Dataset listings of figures
%%

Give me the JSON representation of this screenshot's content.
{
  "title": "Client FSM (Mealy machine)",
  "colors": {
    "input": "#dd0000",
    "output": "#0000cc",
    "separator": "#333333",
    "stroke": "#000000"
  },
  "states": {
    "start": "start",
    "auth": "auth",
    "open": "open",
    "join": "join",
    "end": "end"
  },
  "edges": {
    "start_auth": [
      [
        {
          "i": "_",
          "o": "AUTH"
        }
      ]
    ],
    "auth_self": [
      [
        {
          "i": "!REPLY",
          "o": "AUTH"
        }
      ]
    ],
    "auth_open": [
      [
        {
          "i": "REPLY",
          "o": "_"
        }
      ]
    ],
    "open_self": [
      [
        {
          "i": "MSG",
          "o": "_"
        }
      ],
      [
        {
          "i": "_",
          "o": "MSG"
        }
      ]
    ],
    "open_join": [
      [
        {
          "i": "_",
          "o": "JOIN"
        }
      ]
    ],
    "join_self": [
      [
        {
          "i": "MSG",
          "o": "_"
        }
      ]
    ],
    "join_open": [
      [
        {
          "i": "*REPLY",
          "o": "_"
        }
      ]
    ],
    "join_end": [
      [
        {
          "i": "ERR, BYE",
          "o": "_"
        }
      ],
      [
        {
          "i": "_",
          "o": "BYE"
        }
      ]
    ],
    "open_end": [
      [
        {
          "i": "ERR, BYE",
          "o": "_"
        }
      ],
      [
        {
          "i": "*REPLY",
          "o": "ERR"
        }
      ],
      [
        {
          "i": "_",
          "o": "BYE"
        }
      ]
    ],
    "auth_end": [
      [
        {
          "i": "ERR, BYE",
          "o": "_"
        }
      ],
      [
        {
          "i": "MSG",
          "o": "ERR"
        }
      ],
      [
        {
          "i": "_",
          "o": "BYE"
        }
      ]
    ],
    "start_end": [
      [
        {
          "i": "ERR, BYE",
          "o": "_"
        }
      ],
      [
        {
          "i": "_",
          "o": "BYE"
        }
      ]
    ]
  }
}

%%

EXERCISE DIRECTIONS
Give the listing again, word for word.

WRITTEN RESPONSE
Give me the JSON representation of this screenshot's content.
{
  "title": "Client FSM (Mealy machine)",
  "colors": {
    "input": "#dd0000",
    "output": "#0000cc",
    "separator": "#333333",
    "stroke": "#000000"
  },
  "states": {
    "start": "start",
    "auth": "auth",
    "open": "open",
    "join": "join",
    "end": "end"
  },
  "edges": {
    "start_auth": [
      [
        {
          "i": "_",
          "o": "AUTH"
        }
      ]
    ],
    "auth_self": [
      [
        {
          "i": "!REPLY",
          "o": "AUTH"
        }
      ]
    ],
    "auth_open": [
      [
        {
          "i": "REPLY",
          "o": "_"
        }
      ]
    ],
    "open_self": [
      [
        {
          "i": "MSG",
          "o": "_"
        }
      ],
      [
        {
          "i": "_",
          "o": "MSG"
        }
      ]
    ],
    "open_join": [
      [
        {
          "i": "_",
          "o": "JOIN"
        }
      ]
    ],
    "join_self": [
      [
        {
          "i": "MSG",
          "o": "_"
        }
      ]
    ],
    "join_open": [
      [
        {
          "i": "*REPLY",
          "o": "_"
        }
      ]
    ],
    "join_end": [
      [
        {
          "i": "ERR, BYE",
          "o": "_"
        }
      ],
      [
        {
          "i": "_",
          "o": "BYE"
        }
      ]
    ],
    "open_end": [
      [
        {
          "i": "ERR, BYE",
          "o": "_"
        }
      ],
      [
        {
          "i": "*REPLY",
          "o": "ERR"
        }
      ],
      [
        {
          "i": "_",
          "o": "BYE"
        }
      ]
    ],
    "auth_end": [
      [
        {
          "i": "ERR, BYE",
          "o": "_"
        }
      ],
      [
        {
          "i": "MSG",
          "o": "ERR"
        }
      ],
      [
        {
          "i": "_",
          "o": "BYE"
        }
      ]
    ],
    "start_end": [
      [
        {
          "i": "ERR, BYE",
          "o": "_"
        }
      ],
      [
        {
          "i": "_",
          "o": "BYE"
        }
      ]
    ]
  }
}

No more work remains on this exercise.